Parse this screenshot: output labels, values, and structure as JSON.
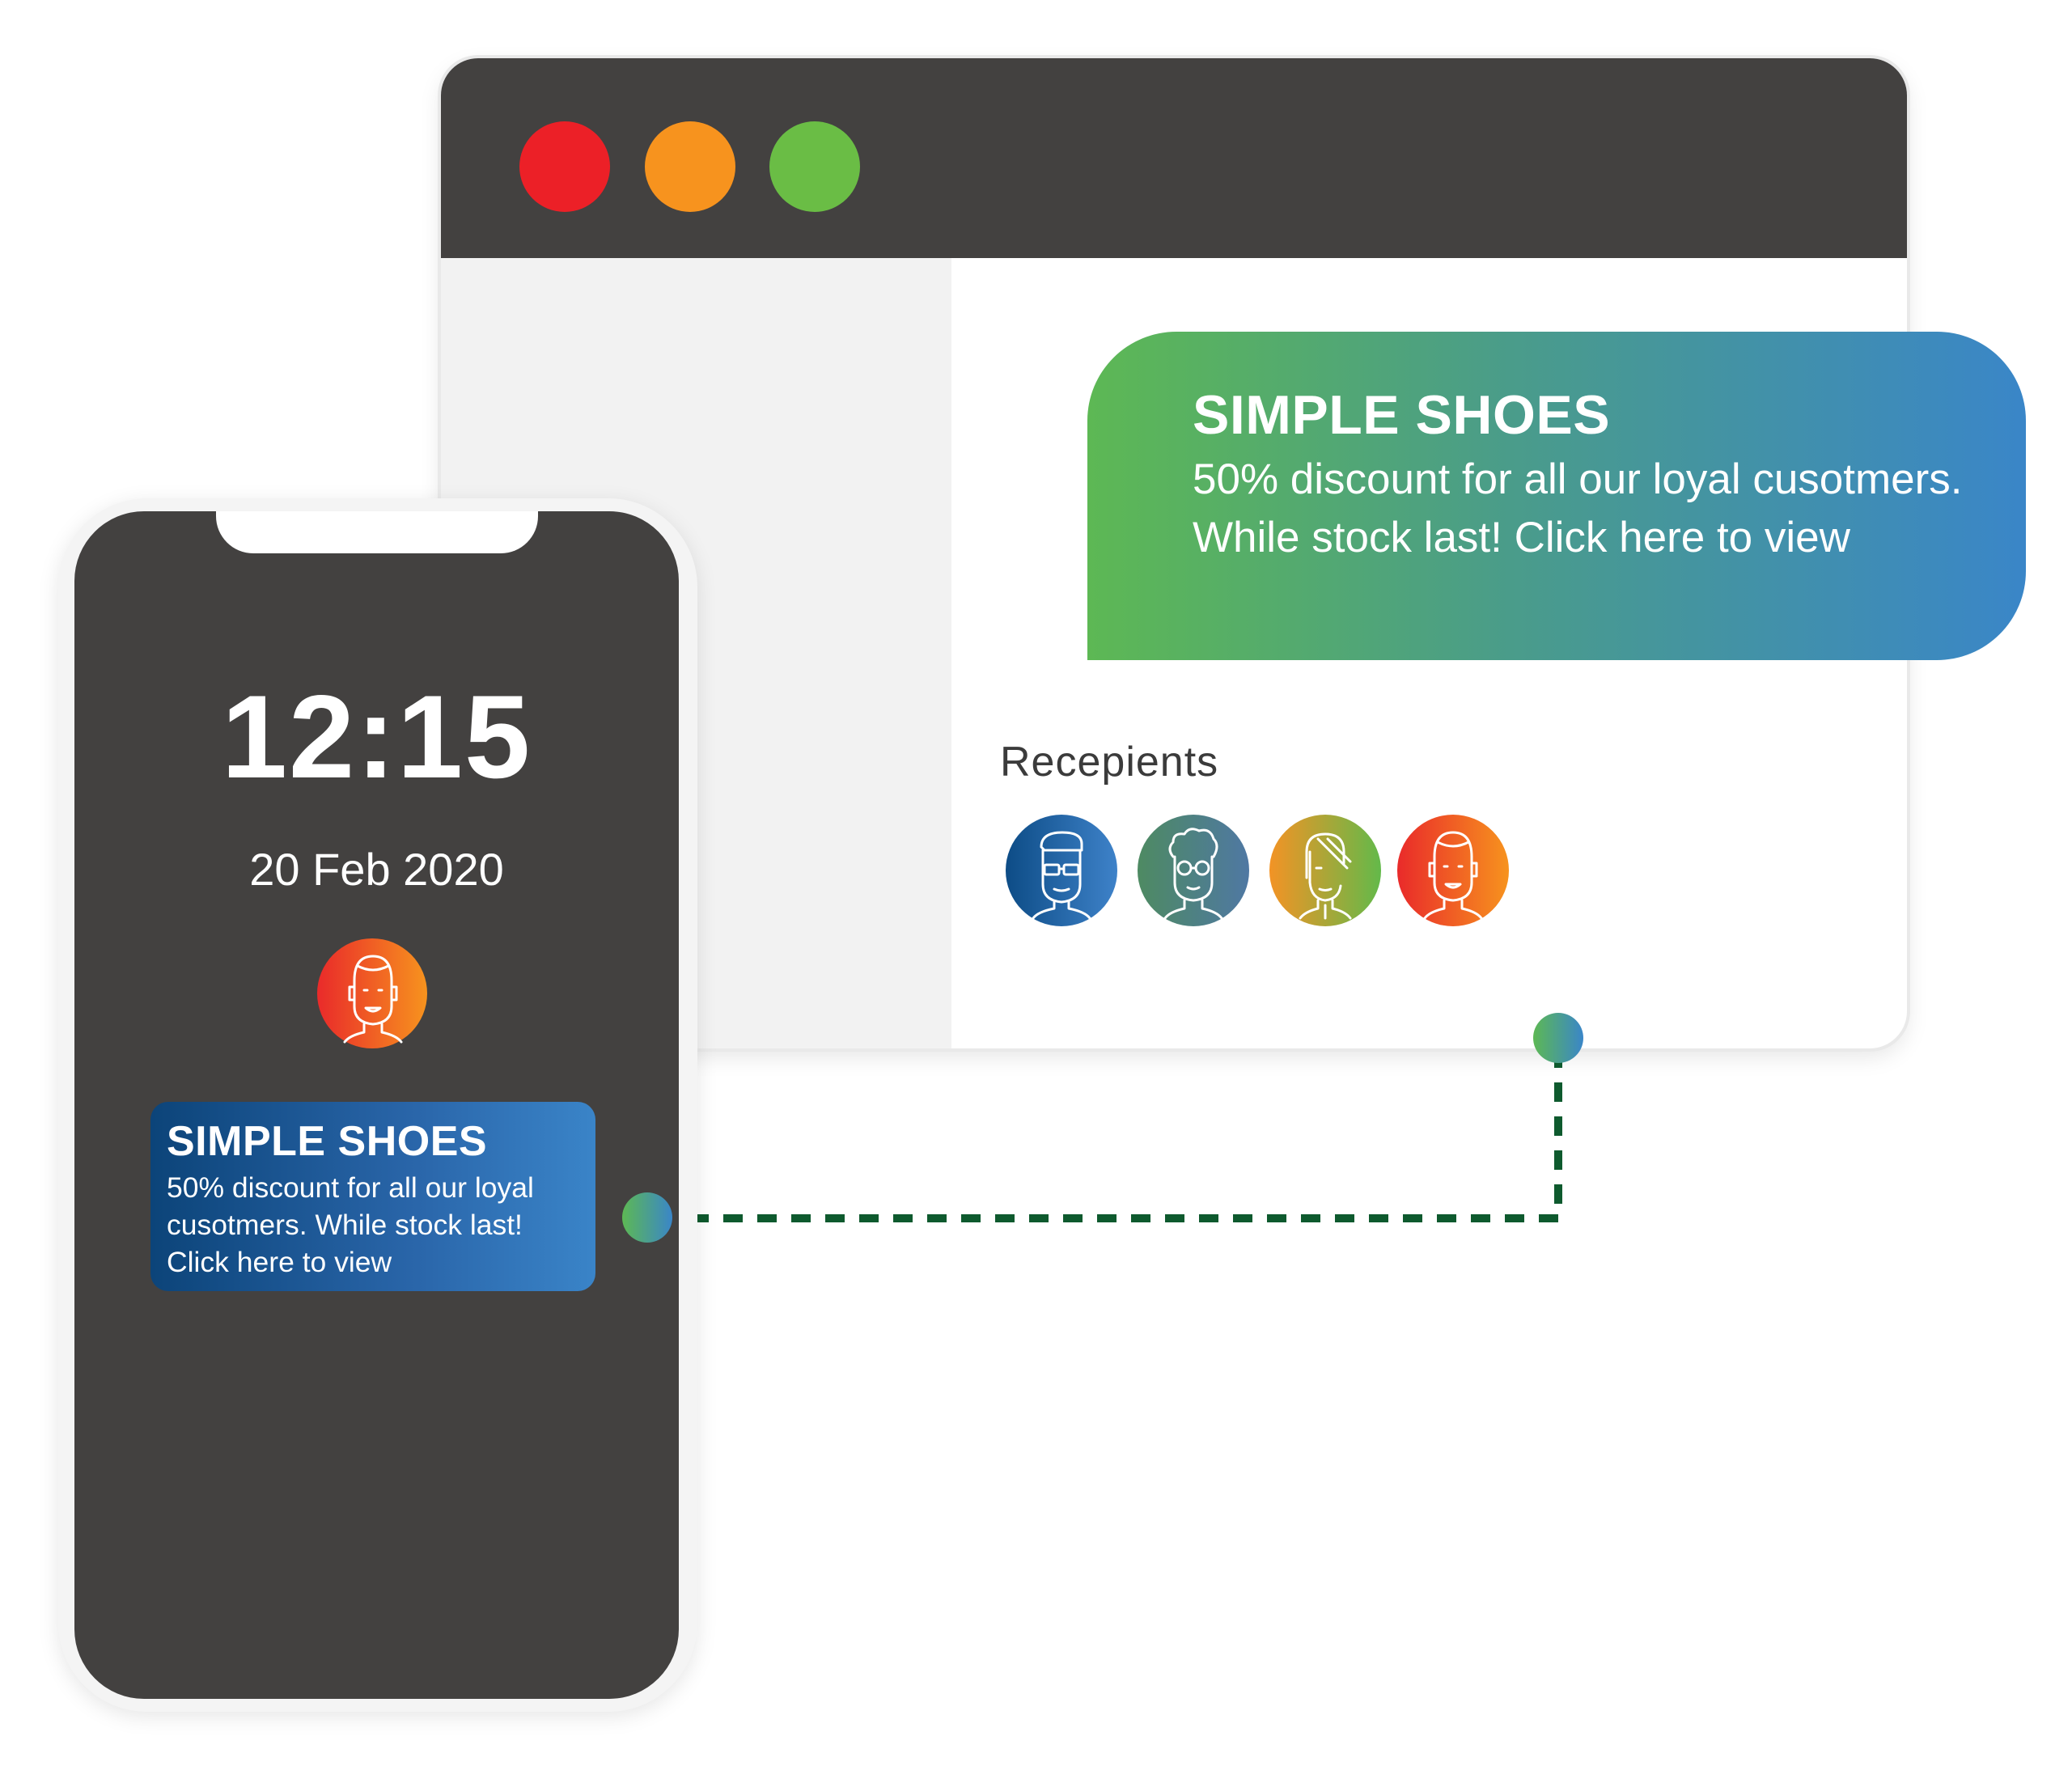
{
  "browser": {
    "window_controls": [
      {
        "name": "close",
        "color": "#ec2027"
      },
      {
        "name": "minimize",
        "color": "#f7931e"
      },
      {
        "name": "maximize",
        "color": "#6abd45"
      }
    ],
    "notification": {
      "title": "SIMPLE SHOES",
      "body": "50% discount for all our loyal cusotmers. While stock last! Click here to view"
    },
    "recipients": {
      "label": "Recepients",
      "avatars": [
        {
          "icon": "man-with-glasses-avatar-icon",
          "gradient": [
            "#0d4c86",
            "#3e82c9"
          ]
        },
        {
          "icon": "curly-hair-glasses-avatar-icon",
          "gradient": [
            "#4e8a62",
            "#4f78a3"
          ]
        },
        {
          "icon": "woman-with-bangs-avatar-icon",
          "gradient": [
            "#f39325",
            "#63b94a"
          ]
        },
        {
          "icon": "smiling-man-avatar-icon",
          "gradient": [
            "#e92a2a",
            "#f7931e"
          ]
        }
      ]
    }
  },
  "connector": {
    "style": "dashed",
    "color": "#0e5a2e"
  },
  "phone": {
    "time": "12:15",
    "date": "20 Feb 2020",
    "avatar_icon": "smiling-man-avatar-icon",
    "notification": {
      "title": "SIMPLE SHOES",
      "body": "50% discount for all our loyal cusotmers. While stock last! Click here to view"
    }
  },
  "colors": {
    "dark_frame": "#434140",
    "sidebar": "#f2f2f2",
    "bubble_gradient": [
      "#5db854",
      "#3a86c8"
    ],
    "card_gradient": [
      "#0c4479",
      "#3a84c8"
    ]
  }
}
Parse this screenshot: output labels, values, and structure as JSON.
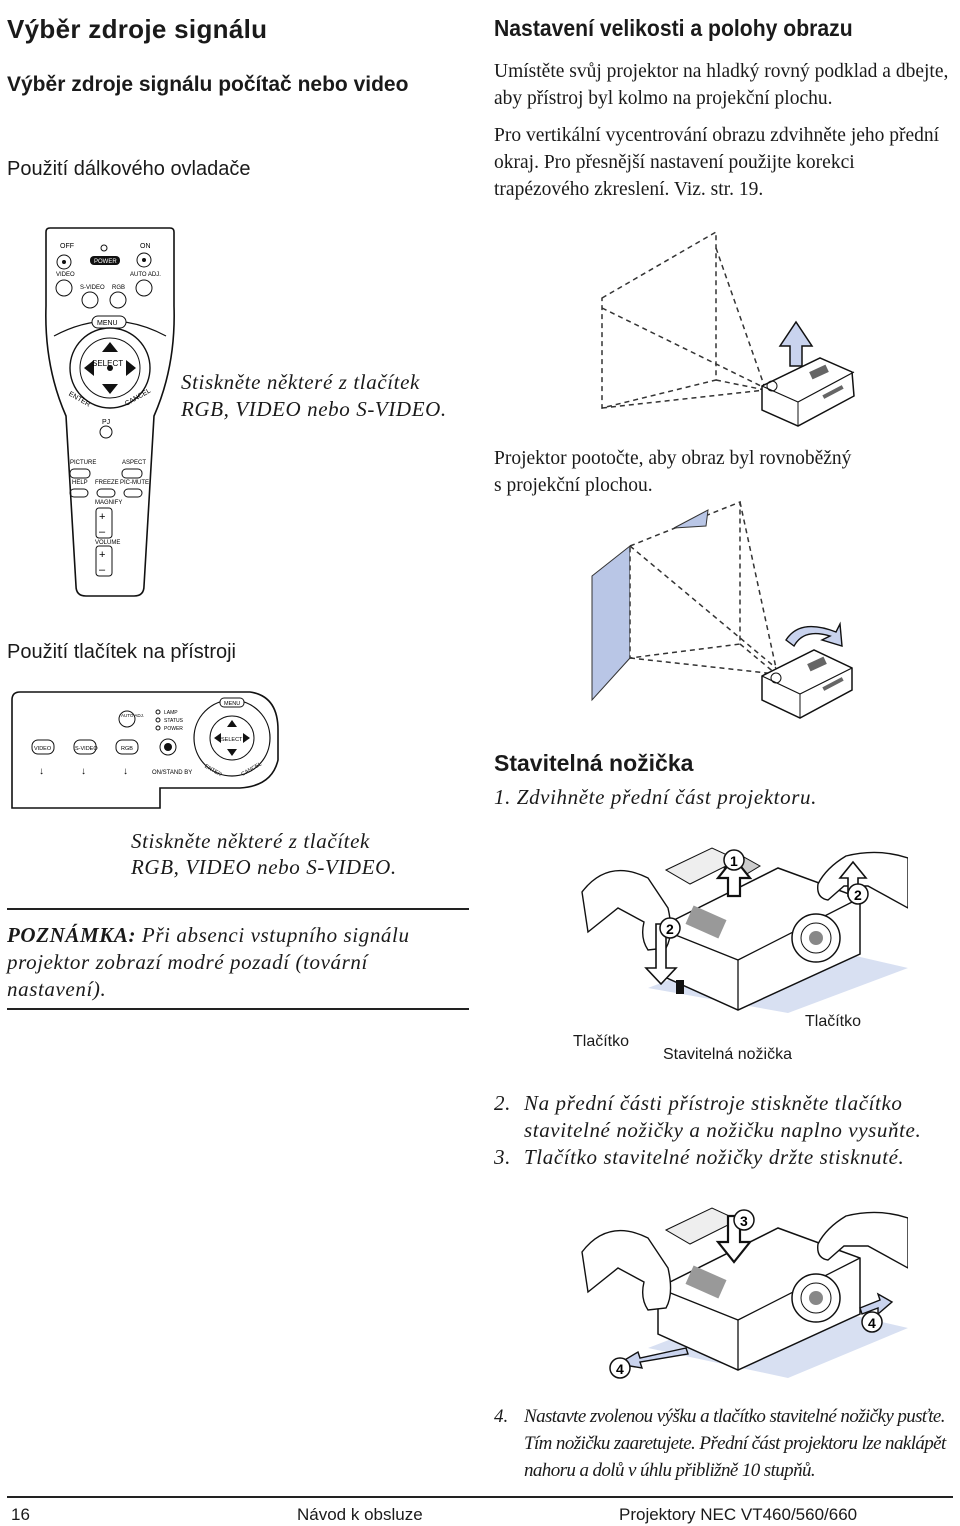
{
  "left": {
    "title": "Výběr zdroje signálu",
    "subtitle": "Výběr zdroje signálu počítač nebo video",
    "remote_heading": "Použití dálkového ovladače",
    "remote_caption_1": "Stiskněte některé z tlačítek",
    "remote_caption_2": "RGB, VIDEO nebo S-VIDEO.",
    "device_heading": "Použití tlačítek na přístroji",
    "device_caption_1": "Stiskněte některé z tlačítek",
    "device_caption_2": "RGB, VIDEO nebo S-VIDEO.",
    "note_label": "POZNÁMKA:",
    "note_text": " Při absenci vstupního signálu projektor zobrazí modré pozadí (tovární nastavení)."
  },
  "remote": {
    "off": "OFF",
    "on": "ON",
    "power": "POWER",
    "video": "VIDEO",
    "auto_adj": "AUTO ADJ.",
    "svideo": "S-VIDEO",
    "rgb": "RGB",
    "menu": "MENU",
    "select": "SELECT",
    "enter": "ENTER",
    "cancel": "CANCEL",
    "pj": "PJ",
    "picture": "PICTURE",
    "aspect": "ASPECT",
    "help": "HELP",
    "freeze": "FREEZE",
    "pic_mute": "PIC-MUTE",
    "magnify": "MAGNIFY",
    "volume": "VOLUME",
    "plus": "+",
    "minus": "–"
  },
  "panel": {
    "video": "VIDEO",
    "svideo": "S-VIDEO",
    "rgb": "RGB",
    "auto_adj": "AUTO ADJ.",
    "lamp": "LAMP",
    "status": "STATUS",
    "power": "POWER",
    "menu": "MENU",
    "select": "SELECT",
    "enter": "ENTER",
    "cancel": "CANCEL",
    "onstandby": "ON/STAND BY"
  },
  "right": {
    "heading": "Nastavení velikosti a polohy obrazu",
    "para1": "Umístěte svůj projektor na hladký rovný podklad a dbejte, aby přístroj byl kolmo na projekční plochu.",
    "para2": "Pro vertikální vycentrování obrazu zdvihněte jeho přední okraj. Pro přesnější nastavení použijte korekci trapézového zkreslení. Viz. str. 19.",
    "para3_1": "Projektor pootočte, aby obraz byl rovnoběžný",
    "para3_2": "s projekční plochou.",
    "foot_heading": "Stavitelná nožička",
    "step1": "1. Zdvihněte přední část projektoru.",
    "label_button_left": "Tlačítko",
    "label_button_right": "Tlačítko",
    "label_foot": "Stavitelná nožička",
    "step2_num": "2.",
    "step2": "Na přední části přístroje stiskněte tlačítko stavitelné nožičky a nožičku naplno vysuňte.",
    "step3_num": "3.",
    "step3": "Tlačítko stavitelné nožičky držte stisknuté.",
    "step4_num": "4.",
    "step4": "Nastavte zvolenou výšku a tlačítko stavitelné nožičky pusťte. Tím nožičku zaaretujete. Přední část projektoru lze naklápět nahoru a dolů v úhlu přibližně 10 stupňů."
  },
  "callouts": {
    "n1": "1",
    "n2": "2",
    "n3": "3",
    "n4": "4"
  },
  "footer": {
    "page_number": "16",
    "manual": "Návod k obsluze",
    "product": "Projektory NEC VT460/560/660"
  },
  "colors": {
    "screen_blue": "#b9c6e6",
    "arrow_fill": "#c9d3ee",
    "floor_blue": "#d8e0f2"
  }
}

-*-

Reproduce each record from above exactly; pictures do not belong in the copy.

** Written response **
Parse this screenshot: output labels, values, and structure as JSON.
{
  "browser": {
    "window_controls": [
      {
        "name": "close",
        "color": "#ec2027"
      },
      {
        "name": "minimize",
        "color": "#f7931e"
      },
      {
        "name": "maximize",
        "color": "#6abd45"
      }
    ],
    "notification": {
      "title": "SIMPLE SHOES",
      "body": "50% discount for all our loyal cusotmers. While stock last! Click here to view"
    },
    "recipients": {
      "label": "Recepients",
      "avatars": [
        {
          "icon": "man-with-glasses-avatar-icon",
          "gradient": [
            "#0d4c86",
            "#3e82c9"
          ]
        },
        {
          "icon": "curly-hair-glasses-avatar-icon",
          "gradient": [
            "#4e8a62",
            "#4f78a3"
          ]
        },
        {
          "icon": "woman-with-bangs-avatar-icon",
          "gradient": [
            "#f39325",
            "#63b94a"
          ]
        },
        {
          "icon": "smiling-man-avatar-icon",
          "gradient": [
            "#e92a2a",
            "#f7931e"
          ]
        }
      ]
    }
  },
  "connector": {
    "style": "dashed",
    "color": "#0e5a2e"
  },
  "phone": {
    "time": "12:15",
    "date": "20 Feb 2020",
    "avatar_icon": "smiling-man-avatar-icon",
    "notification": {
      "title": "SIMPLE SHOES",
      "body": "50% discount for all our loyal cusotmers. While stock last! Click here to view"
    }
  },
  "colors": {
    "dark_frame": "#434140",
    "sidebar": "#f2f2f2",
    "bubble_gradient": [
      "#5db854",
      "#3a86c8"
    ],
    "card_gradient": [
      "#0c4479",
      "#3a84c8"
    ]
  }
}
Parse this screenshot: output labels, values, and structure as JSON.
{
  "left": {
    "title": "Výběr zdroje signálu",
    "subtitle": "Výběr zdroje signálu počítač nebo video",
    "remote_heading": "Použití dálkového ovladače",
    "remote_caption_1": "Stiskněte některé z tlačítek",
    "remote_caption_2": "RGB, VIDEO nebo S-VIDEO.",
    "device_heading": "Použití tlačítek na přístroji",
    "device_caption_1": "Stiskněte některé z tlačítek",
    "device_caption_2": "RGB, VIDEO nebo S-VIDEO.",
    "note_label": "POZNÁMKA:",
    "note_text": " Při absenci vstupního signálu projektor zobrazí modré pozadí (tovární nastavení)."
  },
  "remote": {
    "off": "OFF",
    "on": "ON",
    "power": "POWER",
    "video": "VIDEO",
    "auto_adj": "AUTO ADJ.",
    "svideo": "S-VIDEO",
    "rgb": "RGB",
    "menu": "MENU",
    "select": "SELECT",
    "enter": "ENTER",
    "cancel": "CANCEL",
    "pj": "PJ",
    "picture": "PICTURE",
    "aspect": "ASPECT",
    "help": "HELP",
    "freeze": "FREEZE",
    "pic_mute": "PIC-MUTE",
    "magnify": "MAGNIFY",
    "volume": "VOLUME",
    "plus": "+",
    "minus": "–"
  },
  "panel": {
    "video": "VIDEO",
    "svideo": "S-VIDEO",
    "rgb": "RGB",
    "auto_adj": "AUTO ADJ.",
    "lamp": "LAMP",
    "status": "STATUS",
    "power": "POWER",
    "menu": "MENU",
    "select": "SELECT",
    "enter": "ENTER",
    "cancel": "CANCEL",
    "onstandby": "ON/STAND BY"
  },
  "right": {
    "heading": "Nastavení velikosti a polohy obrazu",
    "para1": "Umístěte svůj projektor na hladký rovný podklad a dbejte, aby přístroj byl kolmo na projekční plochu.",
    "para2": "Pro vertikální vycentrování obrazu zdvihněte jeho přední okraj. Pro přesnější nastavení použijte korekci trapézového zkreslení. Viz. str. 19.",
    "para3_1": "Projektor pootočte, aby obraz byl rovnoběžný",
    "para3_2": "s projekční plochou.",
    "foot_heading": "Stavitelná nožička",
    "step1": "1. Zdvihněte přední část projektoru.",
    "label_button_left": "Tlačítko",
    "label_button_right": "Tlačítko",
    "label_foot": "Stavitelná nožička",
    "step2_num": "2.",
    "step2": "Na přední části přístroje stiskněte tlačítko stavitelné nožičky a nožičku naplno vysuňte.",
    "step3_num": "3.",
    "step3": "Tlačítko stavitelné nožičky držte stisknuté.",
    "step4_num": "4.",
    "step4": "Nastavte zvolenou výšku a tlačítko stavitelné nožičky pusťte. Tím nožičku zaaretujete. Přední část projektoru lze naklápět nahoru a dolů v úhlu přibližně 10 stupňů."
  },
  "callouts": {
    "n1": "1",
    "n2": "2",
    "n3": "3",
    "n4": "4"
  },
  "footer": {
    "page_number": "16",
    "manual": "Návod k obsluze",
    "product": "Projektory NEC VT460/560/660"
  },
  "colors": {
    "screen_blue": "#b9c6e6",
    "arrow_fill": "#c9d3ee",
    "floor_blue": "#d8e0f2"
  }
}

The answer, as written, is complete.